### WHAT TO WORK ON
Lines that hold the word "data" should be located and copied.

### RECORDS PROVIDED
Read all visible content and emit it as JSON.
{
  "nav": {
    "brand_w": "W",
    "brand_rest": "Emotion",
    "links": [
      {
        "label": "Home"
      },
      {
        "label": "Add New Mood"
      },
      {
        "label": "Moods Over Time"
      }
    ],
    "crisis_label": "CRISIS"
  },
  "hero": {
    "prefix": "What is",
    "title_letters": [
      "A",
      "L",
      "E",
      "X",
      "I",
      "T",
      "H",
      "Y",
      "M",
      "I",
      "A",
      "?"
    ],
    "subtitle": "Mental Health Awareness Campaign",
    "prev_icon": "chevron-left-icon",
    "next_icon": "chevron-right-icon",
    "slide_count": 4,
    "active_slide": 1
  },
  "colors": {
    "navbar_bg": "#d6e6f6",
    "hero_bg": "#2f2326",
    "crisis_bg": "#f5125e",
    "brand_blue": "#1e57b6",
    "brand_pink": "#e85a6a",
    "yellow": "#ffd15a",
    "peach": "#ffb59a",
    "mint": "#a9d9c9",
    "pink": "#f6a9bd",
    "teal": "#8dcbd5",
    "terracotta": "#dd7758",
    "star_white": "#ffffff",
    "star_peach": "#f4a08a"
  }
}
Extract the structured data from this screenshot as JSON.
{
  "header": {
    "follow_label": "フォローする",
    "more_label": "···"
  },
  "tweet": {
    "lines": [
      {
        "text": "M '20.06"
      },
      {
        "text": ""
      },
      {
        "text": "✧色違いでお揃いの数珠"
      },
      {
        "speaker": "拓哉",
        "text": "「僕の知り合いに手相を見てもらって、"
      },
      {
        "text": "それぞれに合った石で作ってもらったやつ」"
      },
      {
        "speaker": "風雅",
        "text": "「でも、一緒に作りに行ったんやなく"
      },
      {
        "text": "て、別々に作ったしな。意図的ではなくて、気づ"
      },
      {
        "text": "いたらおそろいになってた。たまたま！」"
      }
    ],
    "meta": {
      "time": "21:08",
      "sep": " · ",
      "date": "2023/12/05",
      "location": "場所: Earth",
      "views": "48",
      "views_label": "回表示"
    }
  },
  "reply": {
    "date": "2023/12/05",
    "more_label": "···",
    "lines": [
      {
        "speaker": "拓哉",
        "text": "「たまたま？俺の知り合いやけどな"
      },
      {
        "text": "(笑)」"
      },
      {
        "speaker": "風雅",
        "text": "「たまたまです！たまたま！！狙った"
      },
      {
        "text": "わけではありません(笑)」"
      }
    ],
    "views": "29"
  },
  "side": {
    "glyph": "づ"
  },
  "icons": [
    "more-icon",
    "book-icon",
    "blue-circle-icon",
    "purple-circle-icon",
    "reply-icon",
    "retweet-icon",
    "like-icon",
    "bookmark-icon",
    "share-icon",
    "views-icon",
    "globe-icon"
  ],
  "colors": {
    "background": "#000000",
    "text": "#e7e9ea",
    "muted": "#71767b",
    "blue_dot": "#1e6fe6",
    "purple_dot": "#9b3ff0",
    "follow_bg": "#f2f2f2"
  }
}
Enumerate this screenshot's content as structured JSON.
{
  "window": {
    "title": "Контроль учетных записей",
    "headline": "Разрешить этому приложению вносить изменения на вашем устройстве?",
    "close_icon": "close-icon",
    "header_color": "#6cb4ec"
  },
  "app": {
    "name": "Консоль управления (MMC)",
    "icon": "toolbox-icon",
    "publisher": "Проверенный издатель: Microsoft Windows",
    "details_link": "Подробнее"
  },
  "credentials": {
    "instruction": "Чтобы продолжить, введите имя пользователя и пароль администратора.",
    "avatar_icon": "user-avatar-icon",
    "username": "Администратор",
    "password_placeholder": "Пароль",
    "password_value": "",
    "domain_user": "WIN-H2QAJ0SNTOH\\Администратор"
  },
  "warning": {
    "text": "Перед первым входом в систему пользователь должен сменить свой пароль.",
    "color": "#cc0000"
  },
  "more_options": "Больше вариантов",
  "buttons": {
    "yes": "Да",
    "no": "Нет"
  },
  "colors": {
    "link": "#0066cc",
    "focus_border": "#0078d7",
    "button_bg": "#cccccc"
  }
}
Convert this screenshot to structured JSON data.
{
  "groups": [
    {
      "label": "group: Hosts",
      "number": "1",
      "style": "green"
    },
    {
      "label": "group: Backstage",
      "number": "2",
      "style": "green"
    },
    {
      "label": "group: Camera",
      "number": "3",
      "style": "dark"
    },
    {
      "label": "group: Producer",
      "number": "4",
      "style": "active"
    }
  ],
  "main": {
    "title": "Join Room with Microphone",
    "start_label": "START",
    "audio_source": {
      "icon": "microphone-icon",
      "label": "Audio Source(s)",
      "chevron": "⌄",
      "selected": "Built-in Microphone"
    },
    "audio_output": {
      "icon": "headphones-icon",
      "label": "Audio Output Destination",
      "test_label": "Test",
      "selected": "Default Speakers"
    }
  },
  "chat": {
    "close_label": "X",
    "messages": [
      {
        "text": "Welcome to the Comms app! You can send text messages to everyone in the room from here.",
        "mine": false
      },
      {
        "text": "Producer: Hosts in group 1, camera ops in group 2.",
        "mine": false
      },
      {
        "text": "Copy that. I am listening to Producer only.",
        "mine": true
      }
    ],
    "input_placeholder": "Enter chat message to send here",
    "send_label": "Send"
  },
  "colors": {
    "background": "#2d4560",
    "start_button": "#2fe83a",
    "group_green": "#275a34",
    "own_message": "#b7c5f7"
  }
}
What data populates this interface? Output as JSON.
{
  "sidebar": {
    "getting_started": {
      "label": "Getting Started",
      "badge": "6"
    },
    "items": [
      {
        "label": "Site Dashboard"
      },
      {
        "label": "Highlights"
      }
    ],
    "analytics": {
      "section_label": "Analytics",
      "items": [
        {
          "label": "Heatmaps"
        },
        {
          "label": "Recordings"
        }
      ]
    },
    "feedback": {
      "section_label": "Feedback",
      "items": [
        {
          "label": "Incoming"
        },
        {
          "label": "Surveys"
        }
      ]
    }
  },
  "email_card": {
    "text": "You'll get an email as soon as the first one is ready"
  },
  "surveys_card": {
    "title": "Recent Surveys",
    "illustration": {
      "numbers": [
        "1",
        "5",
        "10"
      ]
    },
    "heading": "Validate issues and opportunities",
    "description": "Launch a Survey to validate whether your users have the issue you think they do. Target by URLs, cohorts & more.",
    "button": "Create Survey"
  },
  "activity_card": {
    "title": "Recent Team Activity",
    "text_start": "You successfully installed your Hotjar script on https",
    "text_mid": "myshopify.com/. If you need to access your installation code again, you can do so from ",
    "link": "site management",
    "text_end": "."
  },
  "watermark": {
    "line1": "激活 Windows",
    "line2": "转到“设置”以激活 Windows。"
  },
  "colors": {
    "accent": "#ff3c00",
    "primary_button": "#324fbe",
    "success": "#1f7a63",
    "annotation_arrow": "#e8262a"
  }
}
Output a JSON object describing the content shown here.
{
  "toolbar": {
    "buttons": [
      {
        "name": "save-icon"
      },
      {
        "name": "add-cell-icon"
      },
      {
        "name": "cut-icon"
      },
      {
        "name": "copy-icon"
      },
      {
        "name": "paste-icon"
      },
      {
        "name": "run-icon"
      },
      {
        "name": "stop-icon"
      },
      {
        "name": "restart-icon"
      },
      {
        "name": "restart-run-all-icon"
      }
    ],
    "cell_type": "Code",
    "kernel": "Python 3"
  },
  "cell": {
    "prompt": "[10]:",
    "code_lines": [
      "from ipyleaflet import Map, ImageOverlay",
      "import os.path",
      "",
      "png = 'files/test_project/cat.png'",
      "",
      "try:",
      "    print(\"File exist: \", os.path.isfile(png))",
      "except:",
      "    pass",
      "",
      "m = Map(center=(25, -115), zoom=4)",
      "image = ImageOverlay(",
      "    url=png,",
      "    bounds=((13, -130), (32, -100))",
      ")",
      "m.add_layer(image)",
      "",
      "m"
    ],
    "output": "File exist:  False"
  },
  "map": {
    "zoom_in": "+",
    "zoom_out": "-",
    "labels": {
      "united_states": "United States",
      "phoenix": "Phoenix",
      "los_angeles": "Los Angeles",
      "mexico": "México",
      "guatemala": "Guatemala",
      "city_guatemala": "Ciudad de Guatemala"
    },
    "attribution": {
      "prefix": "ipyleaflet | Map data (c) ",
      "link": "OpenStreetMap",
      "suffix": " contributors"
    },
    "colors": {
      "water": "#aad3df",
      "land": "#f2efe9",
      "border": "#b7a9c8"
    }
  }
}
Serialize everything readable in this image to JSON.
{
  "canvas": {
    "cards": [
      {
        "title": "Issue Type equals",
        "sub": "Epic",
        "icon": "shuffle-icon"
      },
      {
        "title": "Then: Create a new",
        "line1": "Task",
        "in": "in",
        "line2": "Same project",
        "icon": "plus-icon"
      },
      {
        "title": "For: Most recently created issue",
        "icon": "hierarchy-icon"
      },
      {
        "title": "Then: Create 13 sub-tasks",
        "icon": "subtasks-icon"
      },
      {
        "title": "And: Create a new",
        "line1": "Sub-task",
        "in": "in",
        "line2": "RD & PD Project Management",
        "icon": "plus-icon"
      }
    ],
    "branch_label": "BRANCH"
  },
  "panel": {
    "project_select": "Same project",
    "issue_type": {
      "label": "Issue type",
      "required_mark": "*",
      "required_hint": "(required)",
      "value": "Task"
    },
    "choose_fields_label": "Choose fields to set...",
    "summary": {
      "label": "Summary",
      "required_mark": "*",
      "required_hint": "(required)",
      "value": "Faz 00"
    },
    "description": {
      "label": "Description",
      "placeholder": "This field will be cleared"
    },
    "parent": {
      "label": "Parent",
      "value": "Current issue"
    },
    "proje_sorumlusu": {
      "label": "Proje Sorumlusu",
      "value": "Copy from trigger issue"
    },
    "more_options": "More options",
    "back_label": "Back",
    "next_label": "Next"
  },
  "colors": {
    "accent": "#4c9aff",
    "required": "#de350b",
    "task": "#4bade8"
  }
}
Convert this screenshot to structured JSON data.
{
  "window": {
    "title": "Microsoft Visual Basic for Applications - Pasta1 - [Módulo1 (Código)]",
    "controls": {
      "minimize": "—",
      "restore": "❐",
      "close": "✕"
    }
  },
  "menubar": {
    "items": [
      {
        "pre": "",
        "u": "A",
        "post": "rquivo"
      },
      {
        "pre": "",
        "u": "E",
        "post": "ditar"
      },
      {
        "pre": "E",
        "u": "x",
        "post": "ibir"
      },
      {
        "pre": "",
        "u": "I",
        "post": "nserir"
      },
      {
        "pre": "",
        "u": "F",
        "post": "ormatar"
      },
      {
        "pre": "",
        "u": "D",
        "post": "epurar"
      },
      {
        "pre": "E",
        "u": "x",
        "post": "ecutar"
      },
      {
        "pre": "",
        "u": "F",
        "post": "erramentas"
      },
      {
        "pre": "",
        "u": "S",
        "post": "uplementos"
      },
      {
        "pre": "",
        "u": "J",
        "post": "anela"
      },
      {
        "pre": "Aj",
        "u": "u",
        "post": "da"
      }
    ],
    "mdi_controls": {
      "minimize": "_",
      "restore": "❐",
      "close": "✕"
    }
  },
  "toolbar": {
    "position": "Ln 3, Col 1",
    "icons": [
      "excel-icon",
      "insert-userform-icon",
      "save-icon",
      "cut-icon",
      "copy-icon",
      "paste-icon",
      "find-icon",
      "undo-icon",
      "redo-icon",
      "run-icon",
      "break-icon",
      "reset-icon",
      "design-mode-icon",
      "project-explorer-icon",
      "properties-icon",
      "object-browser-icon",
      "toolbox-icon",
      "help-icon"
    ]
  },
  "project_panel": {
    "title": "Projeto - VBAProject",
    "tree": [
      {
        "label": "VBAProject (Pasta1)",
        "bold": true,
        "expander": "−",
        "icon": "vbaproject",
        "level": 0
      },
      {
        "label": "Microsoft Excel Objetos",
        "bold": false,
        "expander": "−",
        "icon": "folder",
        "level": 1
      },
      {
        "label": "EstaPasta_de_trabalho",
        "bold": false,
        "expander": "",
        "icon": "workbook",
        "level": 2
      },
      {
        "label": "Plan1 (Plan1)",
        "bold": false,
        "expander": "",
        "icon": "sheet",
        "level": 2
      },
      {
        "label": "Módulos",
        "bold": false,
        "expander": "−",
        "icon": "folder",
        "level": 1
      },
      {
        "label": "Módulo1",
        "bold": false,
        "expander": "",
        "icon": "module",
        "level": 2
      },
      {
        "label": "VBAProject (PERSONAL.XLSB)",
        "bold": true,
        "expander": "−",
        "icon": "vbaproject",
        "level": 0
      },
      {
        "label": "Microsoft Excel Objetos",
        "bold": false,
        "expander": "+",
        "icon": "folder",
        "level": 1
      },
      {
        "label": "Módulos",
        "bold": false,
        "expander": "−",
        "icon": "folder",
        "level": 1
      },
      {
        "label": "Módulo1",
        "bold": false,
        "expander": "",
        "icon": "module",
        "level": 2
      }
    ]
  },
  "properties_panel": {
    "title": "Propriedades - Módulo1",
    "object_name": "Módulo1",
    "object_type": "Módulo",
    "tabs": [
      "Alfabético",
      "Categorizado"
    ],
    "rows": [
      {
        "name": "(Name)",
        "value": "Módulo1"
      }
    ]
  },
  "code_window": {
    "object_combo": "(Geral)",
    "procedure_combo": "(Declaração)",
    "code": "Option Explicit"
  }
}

### TASK ANSWER
Extract the structured data from this screenshot as JSON.
Convert this screenshot to structured JSON data.
What data populates this interface? Output as JSON.
      "prefix": "ipyleaflet | Map data (c) ",
Convert this screenshot to structured JSON data.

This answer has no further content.